> _Data provided_:
____

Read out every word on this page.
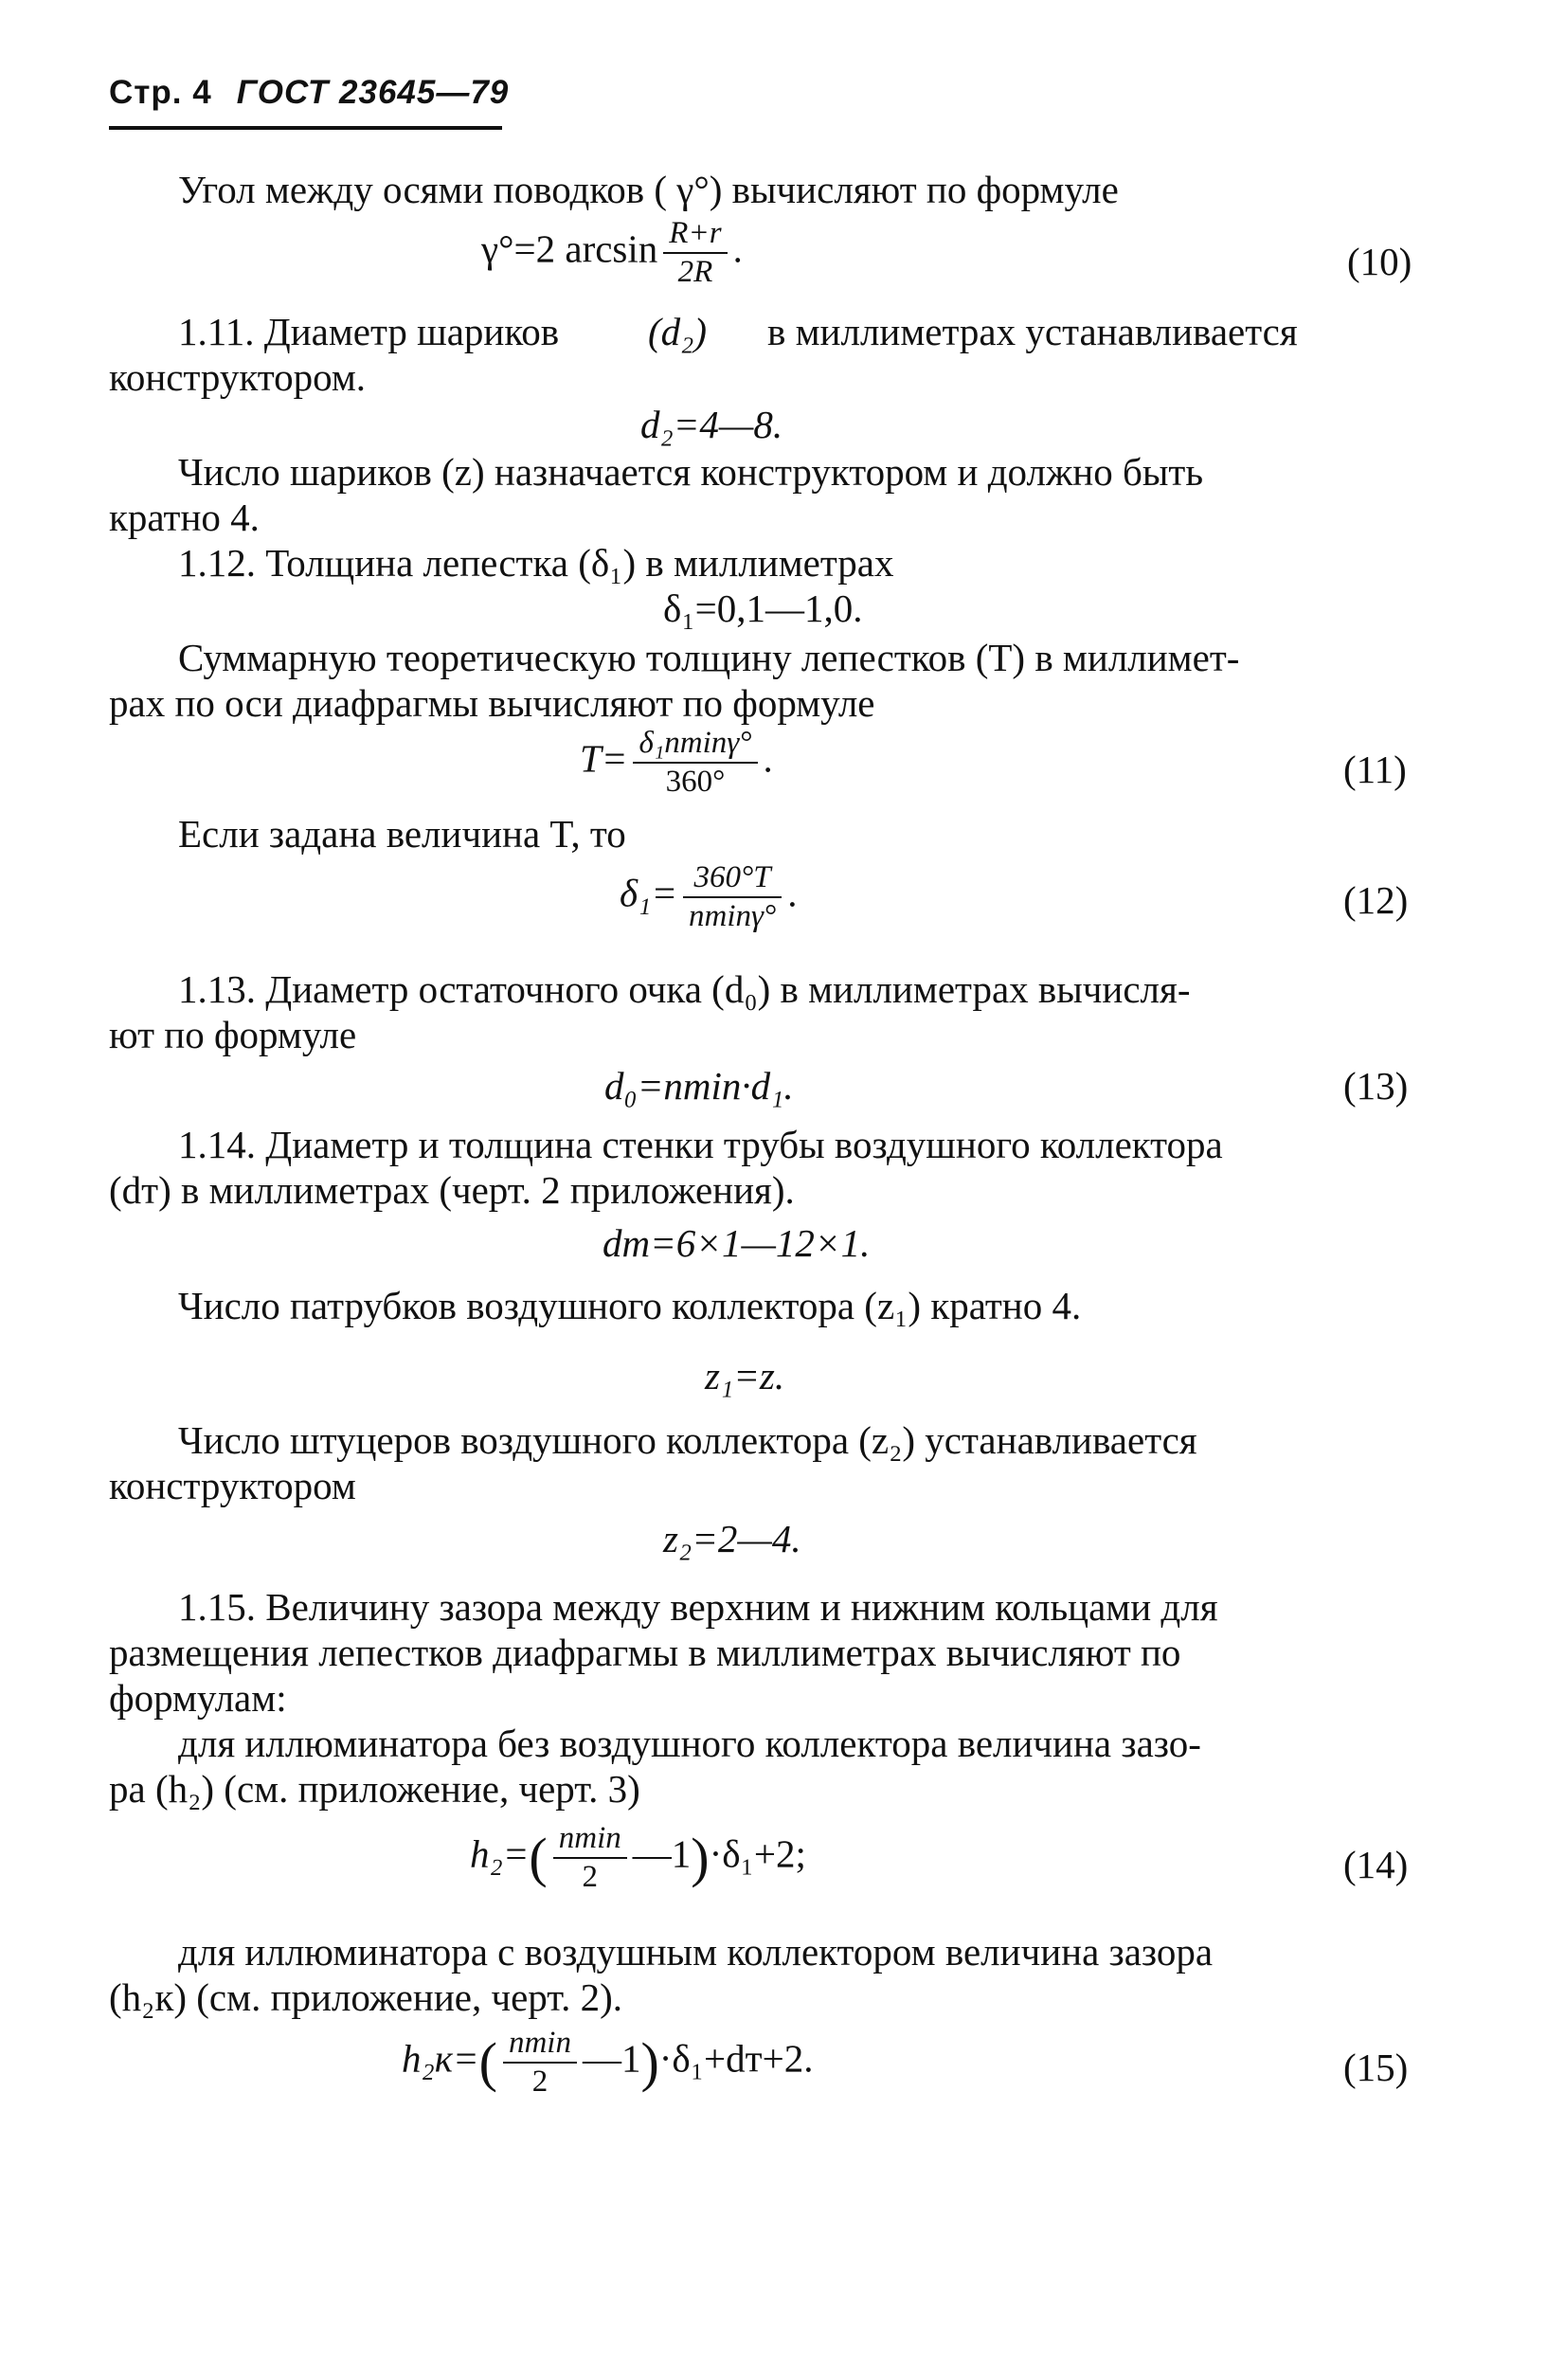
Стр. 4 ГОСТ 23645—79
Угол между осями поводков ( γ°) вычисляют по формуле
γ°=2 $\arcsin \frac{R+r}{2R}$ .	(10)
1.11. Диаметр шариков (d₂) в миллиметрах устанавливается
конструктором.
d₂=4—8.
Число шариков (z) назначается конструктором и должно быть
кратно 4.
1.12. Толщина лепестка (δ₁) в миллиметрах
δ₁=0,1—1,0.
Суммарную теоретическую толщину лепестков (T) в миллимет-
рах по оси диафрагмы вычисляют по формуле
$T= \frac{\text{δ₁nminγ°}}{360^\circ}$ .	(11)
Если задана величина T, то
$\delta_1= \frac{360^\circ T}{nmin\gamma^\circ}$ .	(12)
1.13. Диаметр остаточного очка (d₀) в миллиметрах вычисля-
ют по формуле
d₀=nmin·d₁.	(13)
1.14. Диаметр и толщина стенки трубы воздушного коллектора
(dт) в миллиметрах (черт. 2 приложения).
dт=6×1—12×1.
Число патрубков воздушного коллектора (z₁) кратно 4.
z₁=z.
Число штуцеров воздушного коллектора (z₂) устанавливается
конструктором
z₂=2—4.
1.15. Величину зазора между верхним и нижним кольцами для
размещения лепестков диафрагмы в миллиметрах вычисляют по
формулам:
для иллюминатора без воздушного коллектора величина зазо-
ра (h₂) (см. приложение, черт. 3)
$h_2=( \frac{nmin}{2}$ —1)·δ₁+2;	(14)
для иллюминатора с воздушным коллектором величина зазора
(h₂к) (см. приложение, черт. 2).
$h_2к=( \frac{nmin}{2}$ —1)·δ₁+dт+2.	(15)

____

> _Task directions_: Set down every record once more, word for word, without pictures.

> _Response to this task_:
Read out every word on this page.
Стр. 4 ГОСТ 23645—79
Угол между осями поводков ( γ°) вычисляют по формуле
γ°=2 $\arcsin \frac{R+r}{2R}$ .	(10)
1.11. Диаметр шариков (d₂) в миллиметрах устанавливается
конструктором.
d₂=4—8.
Число шариков (z) назначается конструктором и должно быть
кратно 4.
1.12. Толщина лепестка (δ₁) в миллиметрах
δ₁=0,1—1,0.
Суммарную теоретическую толщину лепестков (T) в миллимет-
рах по оси диафрагмы вычисляют по формуле
$T= \frac{\text{δ₁nminγ°}}{360^\circ}$ .	(11)
Если задана величина T, то
$\delta_1= \frac{360^\circ T}{nmin\gamma^\circ}$ .	(12)
1.13. Диаметр остаточного очка (d₀) в миллиметрах вычисля-
ют по формуле
d₀=nmin·d₁.	(13)
1.14. Диаметр и толщина стенки трубы воздушного коллектора
(dт) в миллиметрах (черт. 2 приложения).
dт=6×1—12×1.
Число патрубков воздушного коллектора (z₁) кратно 4.
z₁=z.
Число штуцеров воздушного коллектора (z₂) устанавливается
конструктором
z₂=2—4.
1.15. Величину зазора между верхним и нижним кольцами для
размещения лепестков диафрагмы в миллиметрах вычисляют по
формулам:
для иллюминатора без воздушного коллектора величина зазо-
ра (h₂) (см. приложение, черт. 3)
$h_2=( \frac{nmin}{2}$ —1)·δ₁+2;	(14)
для иллюминатора с воздушным коллектором величина зазора
(h₂к) (см. приложение, черт. 2).
$h_2к=( \frac{nmin}{2}$ —1)·δ₁+dт+2.	(15)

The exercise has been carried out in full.